• [Do this]: Find the line that contains "Transcribe the text in this document." and print it and every line after it, exactly, please.

Saved entries
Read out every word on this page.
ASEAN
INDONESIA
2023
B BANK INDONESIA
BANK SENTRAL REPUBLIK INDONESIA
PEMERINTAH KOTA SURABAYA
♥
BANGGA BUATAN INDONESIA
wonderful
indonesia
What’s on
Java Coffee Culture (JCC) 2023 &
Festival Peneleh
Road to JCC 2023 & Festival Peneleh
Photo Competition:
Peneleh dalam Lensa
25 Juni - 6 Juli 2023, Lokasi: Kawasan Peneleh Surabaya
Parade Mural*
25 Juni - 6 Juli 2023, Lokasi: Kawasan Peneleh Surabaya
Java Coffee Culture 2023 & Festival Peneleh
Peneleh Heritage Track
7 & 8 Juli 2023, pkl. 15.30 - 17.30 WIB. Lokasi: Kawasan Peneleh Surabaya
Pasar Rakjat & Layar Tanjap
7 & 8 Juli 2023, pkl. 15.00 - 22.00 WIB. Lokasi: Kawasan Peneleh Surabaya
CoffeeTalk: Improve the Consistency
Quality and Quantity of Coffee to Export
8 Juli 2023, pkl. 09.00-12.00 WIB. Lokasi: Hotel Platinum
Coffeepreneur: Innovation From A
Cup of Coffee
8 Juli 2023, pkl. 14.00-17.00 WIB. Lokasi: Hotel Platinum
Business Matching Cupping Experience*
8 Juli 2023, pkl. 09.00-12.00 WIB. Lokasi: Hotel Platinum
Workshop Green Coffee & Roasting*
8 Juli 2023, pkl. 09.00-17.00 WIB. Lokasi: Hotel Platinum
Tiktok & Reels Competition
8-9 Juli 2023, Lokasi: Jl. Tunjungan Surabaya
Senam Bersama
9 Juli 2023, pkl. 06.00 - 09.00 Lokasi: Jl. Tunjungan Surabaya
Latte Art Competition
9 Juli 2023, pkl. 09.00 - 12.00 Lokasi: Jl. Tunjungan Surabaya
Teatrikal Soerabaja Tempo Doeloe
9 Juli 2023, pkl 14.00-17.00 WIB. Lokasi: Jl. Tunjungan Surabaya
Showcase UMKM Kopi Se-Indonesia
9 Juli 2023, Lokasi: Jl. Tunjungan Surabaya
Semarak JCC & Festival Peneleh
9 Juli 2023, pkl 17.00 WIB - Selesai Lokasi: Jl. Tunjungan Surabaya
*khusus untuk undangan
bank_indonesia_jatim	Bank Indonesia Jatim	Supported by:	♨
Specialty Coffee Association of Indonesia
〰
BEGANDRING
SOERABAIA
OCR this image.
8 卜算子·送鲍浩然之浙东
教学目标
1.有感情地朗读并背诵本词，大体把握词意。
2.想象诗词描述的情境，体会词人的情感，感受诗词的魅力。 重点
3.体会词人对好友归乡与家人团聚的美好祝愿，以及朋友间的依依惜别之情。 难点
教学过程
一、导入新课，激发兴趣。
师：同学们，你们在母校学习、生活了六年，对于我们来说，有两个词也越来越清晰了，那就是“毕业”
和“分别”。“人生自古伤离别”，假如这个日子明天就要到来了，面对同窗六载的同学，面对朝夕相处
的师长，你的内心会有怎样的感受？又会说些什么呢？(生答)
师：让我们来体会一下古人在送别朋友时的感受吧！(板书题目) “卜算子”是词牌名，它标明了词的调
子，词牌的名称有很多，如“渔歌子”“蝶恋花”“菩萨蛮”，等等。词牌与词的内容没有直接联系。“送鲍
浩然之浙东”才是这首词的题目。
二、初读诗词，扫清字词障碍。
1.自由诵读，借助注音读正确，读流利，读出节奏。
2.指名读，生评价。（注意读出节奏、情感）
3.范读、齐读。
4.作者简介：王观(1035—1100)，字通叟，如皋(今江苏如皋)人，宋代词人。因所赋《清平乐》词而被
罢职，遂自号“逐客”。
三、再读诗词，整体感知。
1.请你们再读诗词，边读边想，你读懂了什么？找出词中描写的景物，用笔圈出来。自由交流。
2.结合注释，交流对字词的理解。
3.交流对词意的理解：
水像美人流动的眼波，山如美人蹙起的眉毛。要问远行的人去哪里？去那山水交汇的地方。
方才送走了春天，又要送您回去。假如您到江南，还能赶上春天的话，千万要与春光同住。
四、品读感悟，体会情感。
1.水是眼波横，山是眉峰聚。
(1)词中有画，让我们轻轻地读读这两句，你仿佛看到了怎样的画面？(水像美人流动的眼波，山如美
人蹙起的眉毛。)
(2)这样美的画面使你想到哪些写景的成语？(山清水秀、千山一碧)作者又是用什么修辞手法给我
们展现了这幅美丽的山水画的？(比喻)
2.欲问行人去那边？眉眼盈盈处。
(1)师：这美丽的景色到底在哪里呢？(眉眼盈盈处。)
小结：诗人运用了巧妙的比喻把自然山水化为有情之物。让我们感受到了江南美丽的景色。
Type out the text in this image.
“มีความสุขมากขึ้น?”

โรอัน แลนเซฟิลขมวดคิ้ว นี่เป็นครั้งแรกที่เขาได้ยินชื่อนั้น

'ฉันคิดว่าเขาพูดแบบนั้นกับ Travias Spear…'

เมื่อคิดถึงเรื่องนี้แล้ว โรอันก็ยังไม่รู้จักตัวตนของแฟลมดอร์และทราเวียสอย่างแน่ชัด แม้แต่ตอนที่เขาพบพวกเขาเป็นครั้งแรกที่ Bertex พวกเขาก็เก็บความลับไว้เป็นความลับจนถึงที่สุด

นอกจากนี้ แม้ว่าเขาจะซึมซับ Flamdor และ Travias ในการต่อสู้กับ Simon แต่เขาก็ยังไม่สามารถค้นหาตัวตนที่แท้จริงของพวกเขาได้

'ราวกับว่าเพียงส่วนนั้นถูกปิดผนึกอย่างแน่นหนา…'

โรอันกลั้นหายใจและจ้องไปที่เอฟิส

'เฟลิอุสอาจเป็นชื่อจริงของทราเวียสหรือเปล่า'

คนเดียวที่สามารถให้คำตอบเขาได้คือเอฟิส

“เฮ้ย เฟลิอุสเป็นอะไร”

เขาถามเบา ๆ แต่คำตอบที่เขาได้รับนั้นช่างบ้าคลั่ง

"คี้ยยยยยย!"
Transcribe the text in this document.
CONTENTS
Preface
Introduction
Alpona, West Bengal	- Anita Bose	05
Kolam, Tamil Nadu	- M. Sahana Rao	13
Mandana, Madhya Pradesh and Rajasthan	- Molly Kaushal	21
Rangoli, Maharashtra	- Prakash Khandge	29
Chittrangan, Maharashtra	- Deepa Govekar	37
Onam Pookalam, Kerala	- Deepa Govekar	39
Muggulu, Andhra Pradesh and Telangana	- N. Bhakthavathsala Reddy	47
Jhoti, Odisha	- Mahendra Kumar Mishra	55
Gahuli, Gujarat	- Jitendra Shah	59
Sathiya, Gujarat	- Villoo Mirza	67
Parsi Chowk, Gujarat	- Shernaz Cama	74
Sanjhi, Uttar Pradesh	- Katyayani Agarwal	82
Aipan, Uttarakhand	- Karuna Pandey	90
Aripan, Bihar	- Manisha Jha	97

• [Response for this exercise]:
Transcribe the text in this document.
CONTENTS
Preface
Introduction
Alpona, West Bengal	- Anita Bose	05
Kolam, Tamil Nadu	- M. Sahana Rao	13
Mandana, Madhya Pradesh and Rajasthan	- Molly Kaushal	21
Rangoli, Maharashtra	- Prakash Khandge	29
Chittrangan, Maharashtra	- Deepa Govekar	37
Onam Pookalam, Kerala	- Deepa Govekar	39
Muggulu, Andhra Pradesh and Telangana	- N. Bhakthavathsala Reddy	47
Jhoti, Odisha	- Mahendra Kumar Mishra	55
Gahuli, Gujarat	- Jitendra Shah	59
Sathiya, Gujarat	- Villoo Mirza	67
Parsi Chowk, Gujarat	- Shernaz Cama	74
Sanjhi, Uttar Pradesh	- Katyayani Agarwal	82
Aipan, Uttarakhand	- Karuna Pandey	90
Aripan, Bihar	- Manisha Jha	97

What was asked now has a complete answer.